((

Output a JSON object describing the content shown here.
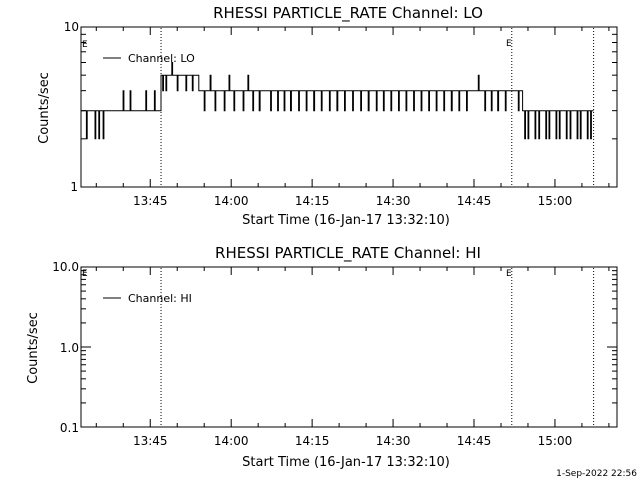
{
  "figure": {
    "footer_timestamp": "1-Sep-2022 22:56"
  },
  "chart_data": [
    {
      "type": "line",
      "title": "RHESSI PARTICLE_RATE Channel: LO",
      "xlabel": "Start Time (16-Jan-17 13:32:10)",
      "ylabel": "Counts/sec",
      "yscale": "log",
      "ylim": [
        1,
        10
      ],
      "xlim": [
        "13:32:10",
        "15:11:30"
      ],
      "x_tick_labels": [
        "13:45",
        "14:00",
        "14:15",
        "14:30",
        "14:45",
        "15:00"
      ],
      "y_tick_labels": [
        "1",
        "10"
      ],
      "marker_lines": [
        "13:47:00",
        "14:52:00",
        "15:07:10"
      ],
      "marker_labels": [
        "E",
        "E"
      ],
      "legend_position": "top-left",
      "series": [
        {
          "name": "Channel: LO",
          "segments": [
            {
              "t0": "13:32:10",
              "t1": "13:45:10",
              "level": 3,
              "spikes": [
                [
                  0.0,
                  2
                ],
                [
                  1.0,
                  2
                ],
                [
                  1.5,
                  3
                ],
                [
                  2.6,
                  2
                ],
                [
                  3.3,
                  2
                ],
                [
                  4.1,
                  2
                ],
                [
                  5.0,
                  3
                ],
                [
                  7.8,
                  4
                ],
                [
                  9.1,
                  4
                ],
                [
                  10.4,
                  3
                ],
                [
                  12.0,
                  4
                ],
                [
                  12.8,
                  3
                ]
              ]
            },
            {
              "t0": "13:45:10",
              "t1": "13:47:00",
              "level": 3,
              "spikes": [
                [
                  0.6,
                  4
                ],
                [
                  1.3,
                  3
                ]
              ]
            },
            {
              "t0": "13:47:00",
              "t1": "13:54:00",
              "level": 5,
              "spikes": [
                [
                  0.3,
                  4
                ],
                [
                  0.9,
                  4
                ],
                [
                  1.5,
                  5
                ],
                [
                  2.0,
                  6
                ],
                [
                  2.4,
                  5
                ],
                [
                  3.0,
                  4
                ],
                [
                  3.5,
                  5
                ],
                [
                  4.1,
                  5
                ],
                [
                  4.6,
                  4
                ],
                [
                  5.2,
                  5
                ],
                [
                  5.8,
                  4
                ],
                [
                  6.4,
                  5
                ]
              ]
            },
            {
              "t0": "13:54:00",
              "t1": "14:50:00",
              "level": 4,
              "spikes": [
                [
                  1.0,
                  3
                ],
                [
                  2.1,
                  5
                ],
                [
                  3.0,
                  3
                ],
                [
                  3.8,
                  4
                ],
                [
                  4.7,
                  3
                ],
                [
                  5.6,
                  5
                ],
                [
                  6.5,
                  3
                ],
                [
                  7.3,
                  4
                ],
                [
                  8.2,
                  3
                ],
                [
                  9.1,
                  5
                ],
                [
                  10.0,
                  3
                ],
                [
                  11.2,
                  3
                ],
                [
                  12.1,
                  4
                ],
                [
                  13.3,
                  3
                ],
                [
                  14.6,
                  3
                ],
                [
                  15.8,
                  3
                ],
                [
                  17.0,
                  3
                ],
                [
                  18.5,
                  3
                ],
                [
                  19.9,
                  3
                ],
                [
                  21.3,
                  3
                ],
                [
                  22.7,
                  3
                ],
                [
                  24.2,
                  3
                ],
                [
                  25.6,
                  3
                ],
                [
                  27.0,
                  3
                ],
                [
                  28.5,
                  3
                ],
                [
                  30.0,
                  3
                ],
                [
                  31.4,
                  3
                ],
                [
                  32.9,
                  3
                ],
                [
                  34.2,
                  3
                ],
                [
                  35.6,
                  3
                ],
                [
                  37.0,
                  3
                ],
                [
                  38.4,
                  3
                ],
                [
                  39.8,
                  3
                ],
                [
                  41.2,
                  3
                ],
                [
                  42.6,
                  3
                ],
                [
                  44.0,
                  3
                ],
                [
                  45.4,
                  3
                ],
                [
                  46.8,
                  3
                ],
                [
                  48.2,
                  3
                ],
                [
                  49.6,
                  3
                ],
                [
                  50.6,
                  4
                ],
                [
                  51.8,
                  5
                ],
                [
                  53.0,
                  3
                ],
                [
                  54.2,
                  3
                ],
                [
                  55.4,
                  3
                ]
              ]
            },
            {
              "t0": "14:50:00",
              "t1": "14:54:00",
              "level": 4,
              "spikes": [
                [
                  0.8,
                  3
                ],
                [
                  1.9,
                  4
                ],
                [
                  3.2,
                  3
                ]
              ]
            },
            {
              "t0": "14:54:00",
              "t1": "15:07:10",
              "level": 3,
              "spikes": [
                [
                  0.4,
                  2
                ],
                [
                  1.0,
                  2
                ],
                [
                  1.7,
                  3
                ],
                [
                  2.3,
                  2
                ],
                [
                  3.0,
                  2
                ],
                [
                  3.6,
                  3
                ],
                [
                  4.3,
                  2
                ],
                [
                  4.9,
                  2
                ],
                [
                  5.5,
                  3
                ],
                [
                  6.2,
                  2
                ],
                [
                  6.8,
                  2
                ],
                [
                  7.5,
                  3
                ],
                [
                  8.1,
                  2
                ],
                [
                  8.8,
                  2
                ],
                [
                  9.4,
                  3
                ],
                [
                  10.1,
                  2
                ],
                [
                  10.7,
                  2
                ],
                [
                  11.4,
                  3
                ],
                [
                  12.0,
                  2
                ],
                [
                  12.6,
                  2
                ]
              ]
            }
          ]
        }
      ]
    },
    {
      "type": "line",
      "title": "RHESSI PARTICLE_RATE Channel: HI",
      "xlabel": "Start Time (16-Jan-17 13:32:10)",
      "ylabel": "Counts/sec",
      "yscale": "log",
      "ylim": [
        0.1,
        10
      ],
      "xlim": [
        "13:32:10",
        "15:11:30"
      ],
      "x_tick_labels": [
        "13:45",
        "14:00",
        "14:15",
        "14:30",
        "14:45",
        "15:00"
      ],
      "y_tick_labels": [
        "0.1",
        "1.0",
        "10.0"
      ],
      "marker_lines": [
        "13:47:00",
        "14:52:00",
        "15:07:10"
      ],
      "marker_labels": [
        "E",
        "E"
      ],
      "legend_position": "top-left",
      "series": [
        {
          "name": "Channel: HI",
          "segments": []
        }
      ]
    }
  ]
}
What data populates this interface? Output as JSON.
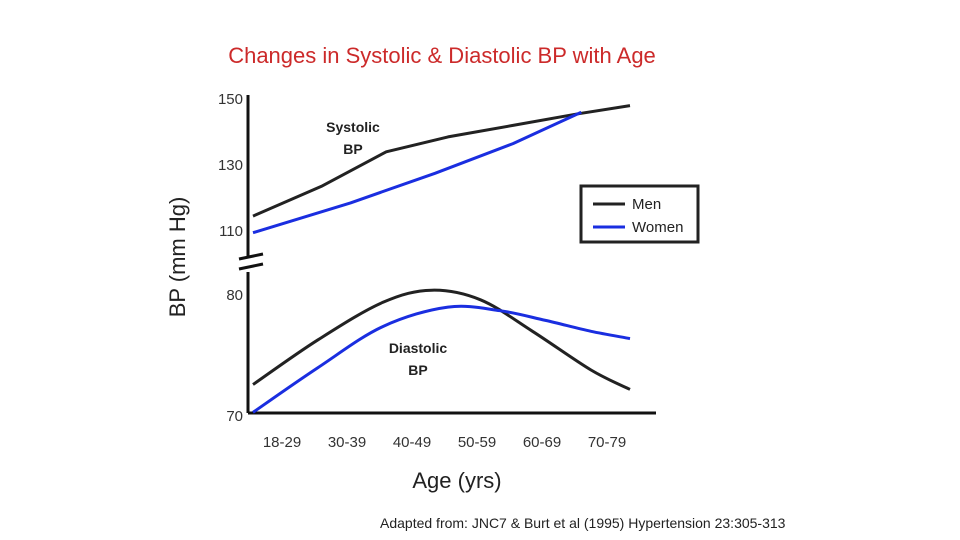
{
  "chart_data": {
    "type": "line",
    "title": "Changes in Systolic & Diastolic BP with Age",
    "xlabel": "Age (yrs)",
    "ylabel": "BP (mm Hg)",
    "categories": [
      "18-29",
      "30-39",
      "40-49",
      "50-59",
      "60-69",
      "70-79"
    ],
    "upper_panel": {
      "annotation": [
        "Systolic",
        "BP"
      ],
      "ylim": [
        105,
        150
      ],
      "yticks": [
        150,
        130,
        110
      ],
      "series": [
        {
          "name": "Men",
          "color": "#222222",
          "x": [
            0,
            1.05,
            2.05,
            3.0,
            4.0,
            5.0,
            5.8
          ],
          "y": [
            114.5,
            123.5,
            134,
            138.5,
            142,
            145.5,
            148
          ]
        },
        {
          "name": "Women",
          "color": "#1a2ee0",
          "x": [
            0,
            1.5,
            2.8,
            4.0,
            5.05
          ],
          "y": [
            109.5,
            118.5,
            127.5,
            136.5,
            146
          ]
        }
      ]
    },
    "lower_panel": {
      "annotation": [
        "Diastolic",
        "BP"
      ],
      "ylim": [
        70,
        82
      ],
      "yticks": [
        80,
        70
      ],
      "series": [
        {
          "name": "Men",
          "color": "#222222",
          "x": [
            0,
            1.0,
            2.0,
            2.75,
            3.5,
            4.3,
            5.2,
            5.8
          ],
          "y": [
            72.6,
            76.3,
            79.4,
            80.4,
            79.6,
            77.0,
            73.8,
            72.2
          ]
        },
        {
          "name": "Women",
          "color": "#1a2ee0",
          "x": [
            0,
            1.0,
            2.0,
            3.0,
            3.8,
            4.5,
            5.2,
            5.8
          ],
          "y": [
            70.3,
            74.0,
            77.4,
            79.0,
            78.7,
            77.9,
            77.0,
            76.4
          ]
        }
      ]
    },
    "legend": {
      "position": "right",
      "entries": [
        "Men",
        "Women"
      ]
    },
    "source": "Adapted from: JNC7 & Burt et al (1995) Hypertension 23:305-313"
  }
}
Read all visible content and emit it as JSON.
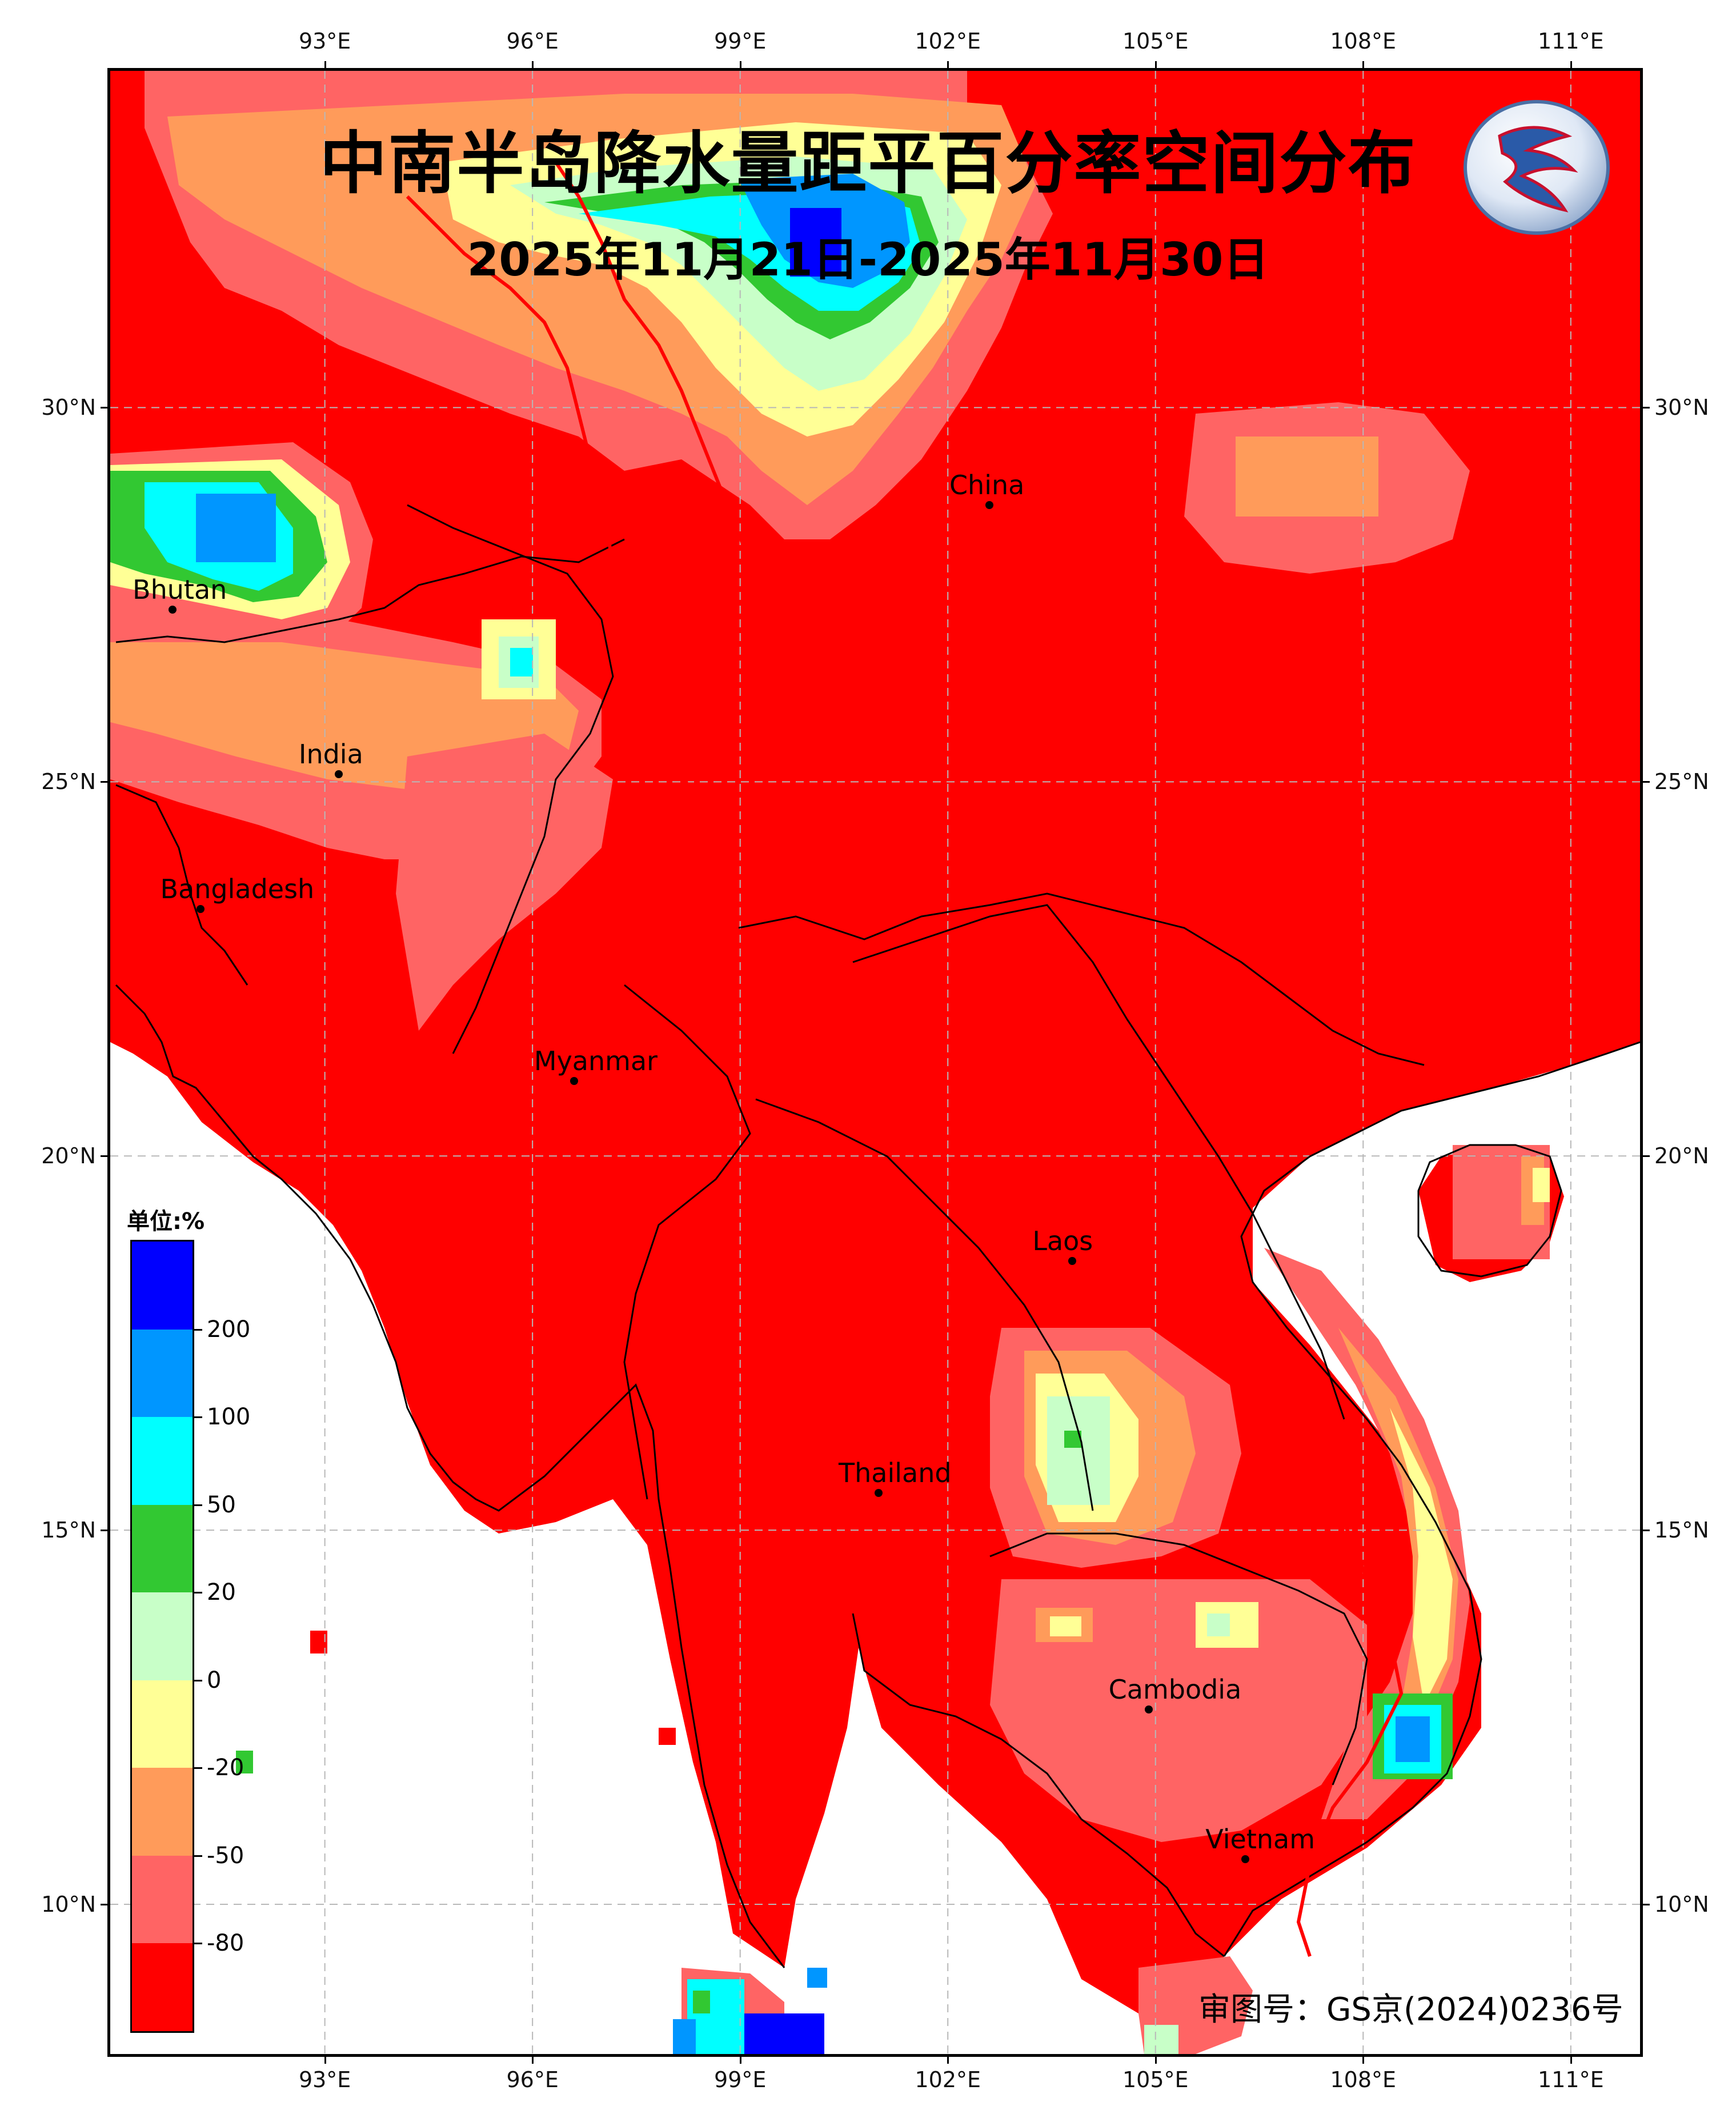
{
  "title": "中南半岛降水量距平百分率空间分布",
  "subtitle": "2025年11月21日-2025年11月30日",
  "approval_note": "审图号：GS京(2024)0236号",
  "axes": {
    "lon_top": [
      "93°E",
      "96°E",
      "99°E",
      "102°E",
      "105°E",
      "108°E",
      "111°E"
    ],
    "lon_bottom": [
      "93°E",
      "96°E",
      "99°E",
      "102°E",
      "105°E",
      "108°E",
      "111°E"
    ],
    "lat_left": [
      "30°N",
      "25°N",
      "20°N",
      "15°N",
      "10°N"
    ],
    "lat_right": [
      "30°N",
      "25°N",
      "20°N",
      "15°N",
      "10°N"
    ]
  },
  "places": [
    {
      "name": "China",
      "lon": 102.6,
      "lat": 28.7
    },
    {
      "name": "Bhutan",
      "lon": 90.8,
      "lat": 27.3
    },
    {
      "name": "India",
      "lon": 93.2,
      "lat": 25.1
    },
    {
      "name": "Bangladesh",
      "lon": 91.2,
      "lat": 23.3
    },
    {
      "name": "Myanmar",
      "lon": 96.6,
      "lat": 21.0
    },
    {
      "name": "Laos",
      "lon": 103.8,
      "lat": 18.6
    },
    {
      "name": "Thailand",
      "lon": 101.0,
      "lat": 15.5
    },
    {
      "name": "Cambodia",
      "lon": 104.9,
      "lat": 12.6
    },
    {
      "name": "Vietnam",
      "lon": 106.3,
      "lat": 10.6
    }
  ],
  "legend": {
    "unit": "单位:%",
    "labels": [
      "200",
      "100",
      "50",
      "20",
      "0",
      "-20",
      "-50",
      "-80"
    ],
    "colors": [
      "#ff0000",
      "#ff6464",
      "#ff9b5a",
      "#ffff96",
      "#c8ffc8",
      "#32c832",
      "#00ffff",
      "#0096ff",
      "#0000ff"
    ]
  },
  "colors": {
    "below_minus_80": "#ff0000",
    "minus_80_to_50": "#ff6464",
    "minus_50_to_20": "#ff9b5a",
    "minus_20_to_0": "#ffff96",
    "zero_to_20": "#c8ffc8",
    "20_to_50": "#32c832",
    "50_to_100": "#00ffff",
    "100_to_200": "#0096ff",
    "above_200": "#0000ff",
    "river": "#ff0000"
  }
}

))

§ AIM OF THE EXERCISE: In the lines above, find each one with "RHESSI" and list it.

§ COMPLETE RESPONSE:
      "title": "RHESSI PARTICLE_RATE Channel: LO",
      "title": "RHESSI PARTICLE_RATE Channel: HI",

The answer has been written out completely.